Give the number of lines containing the word "based", and nothing else.

%%

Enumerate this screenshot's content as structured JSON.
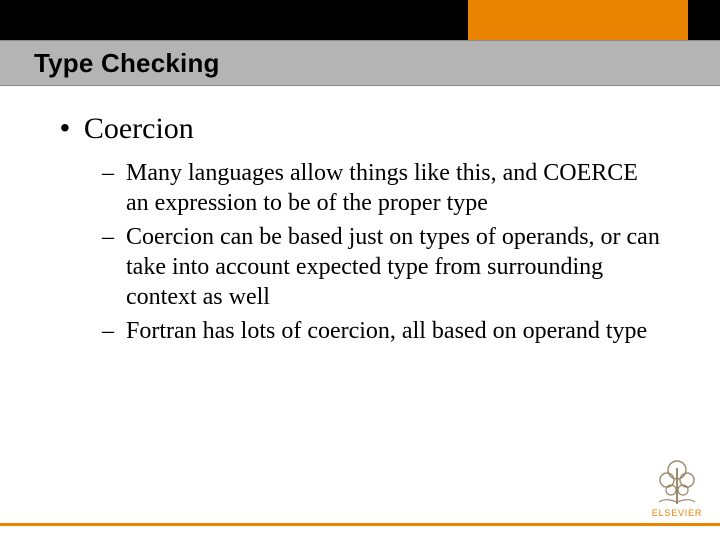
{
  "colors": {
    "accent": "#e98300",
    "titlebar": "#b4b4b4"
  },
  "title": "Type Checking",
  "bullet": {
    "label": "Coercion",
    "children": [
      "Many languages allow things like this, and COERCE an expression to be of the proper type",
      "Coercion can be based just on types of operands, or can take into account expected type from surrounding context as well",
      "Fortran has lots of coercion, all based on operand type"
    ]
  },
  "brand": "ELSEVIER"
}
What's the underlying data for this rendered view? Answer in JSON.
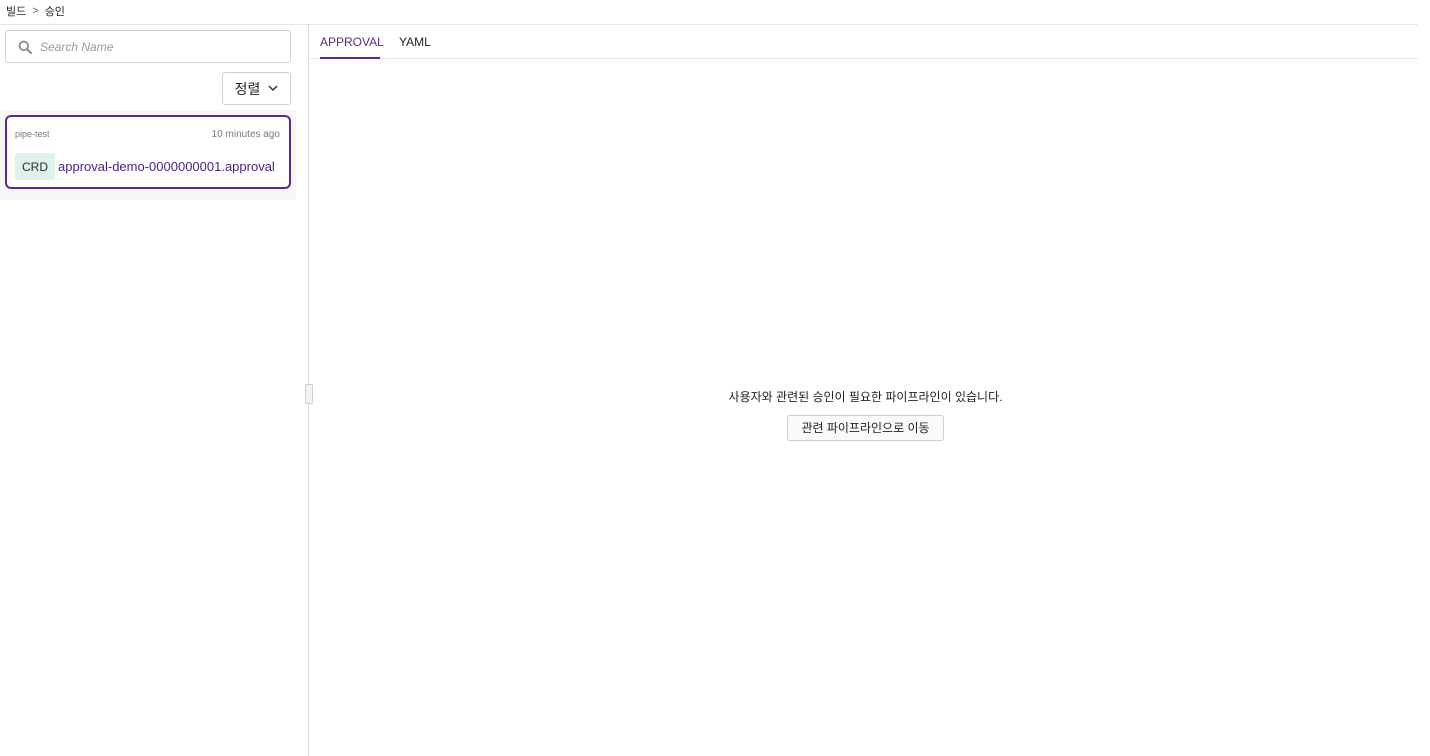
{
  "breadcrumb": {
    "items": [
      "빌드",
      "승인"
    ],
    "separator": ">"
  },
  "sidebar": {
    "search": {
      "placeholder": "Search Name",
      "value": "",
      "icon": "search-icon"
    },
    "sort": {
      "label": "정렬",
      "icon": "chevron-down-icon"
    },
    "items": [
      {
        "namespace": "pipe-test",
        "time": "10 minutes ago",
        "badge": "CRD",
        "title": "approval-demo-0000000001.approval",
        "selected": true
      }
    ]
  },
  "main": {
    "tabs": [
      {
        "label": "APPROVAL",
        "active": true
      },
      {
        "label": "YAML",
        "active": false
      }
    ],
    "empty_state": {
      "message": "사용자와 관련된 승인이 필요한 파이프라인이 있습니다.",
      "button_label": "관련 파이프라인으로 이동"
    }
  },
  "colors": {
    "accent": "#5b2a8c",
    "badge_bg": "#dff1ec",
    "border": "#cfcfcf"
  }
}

%%

## Solution to the exercise:
2